— begin DATA FOR THIS EXERCISE —

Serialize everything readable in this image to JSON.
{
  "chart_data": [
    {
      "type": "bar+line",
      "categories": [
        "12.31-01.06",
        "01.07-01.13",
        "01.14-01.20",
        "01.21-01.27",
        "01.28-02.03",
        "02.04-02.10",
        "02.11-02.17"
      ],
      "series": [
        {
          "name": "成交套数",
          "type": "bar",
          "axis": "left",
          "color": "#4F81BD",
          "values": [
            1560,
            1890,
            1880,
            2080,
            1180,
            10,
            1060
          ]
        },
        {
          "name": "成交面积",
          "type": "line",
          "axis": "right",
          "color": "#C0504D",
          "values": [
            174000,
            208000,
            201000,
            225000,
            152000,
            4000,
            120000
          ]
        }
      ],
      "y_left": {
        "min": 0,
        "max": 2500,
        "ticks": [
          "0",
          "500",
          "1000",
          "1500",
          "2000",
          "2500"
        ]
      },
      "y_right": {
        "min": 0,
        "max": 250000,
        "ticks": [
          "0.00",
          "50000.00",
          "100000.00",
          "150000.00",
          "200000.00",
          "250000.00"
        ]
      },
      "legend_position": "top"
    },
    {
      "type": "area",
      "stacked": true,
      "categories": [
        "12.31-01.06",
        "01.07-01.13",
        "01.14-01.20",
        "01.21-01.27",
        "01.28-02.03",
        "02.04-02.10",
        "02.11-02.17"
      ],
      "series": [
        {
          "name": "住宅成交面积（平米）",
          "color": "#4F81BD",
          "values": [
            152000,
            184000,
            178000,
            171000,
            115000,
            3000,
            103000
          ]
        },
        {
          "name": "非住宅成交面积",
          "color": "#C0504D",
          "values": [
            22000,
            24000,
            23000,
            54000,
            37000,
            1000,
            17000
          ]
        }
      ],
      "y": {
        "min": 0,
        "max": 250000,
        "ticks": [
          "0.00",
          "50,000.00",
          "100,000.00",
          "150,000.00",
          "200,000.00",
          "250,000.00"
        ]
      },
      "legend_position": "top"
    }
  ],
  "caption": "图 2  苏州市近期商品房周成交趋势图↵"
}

— end DATA FOR THIS EXERCISE —

• [DESCRIPTION OF THE TASK]:
Which lines contain the word "type"? Copy each of them.

• [TASK OUTPUT]:
      "type": "bar+line",
          "type": "bar",
          "type": "line",
      "type": "area",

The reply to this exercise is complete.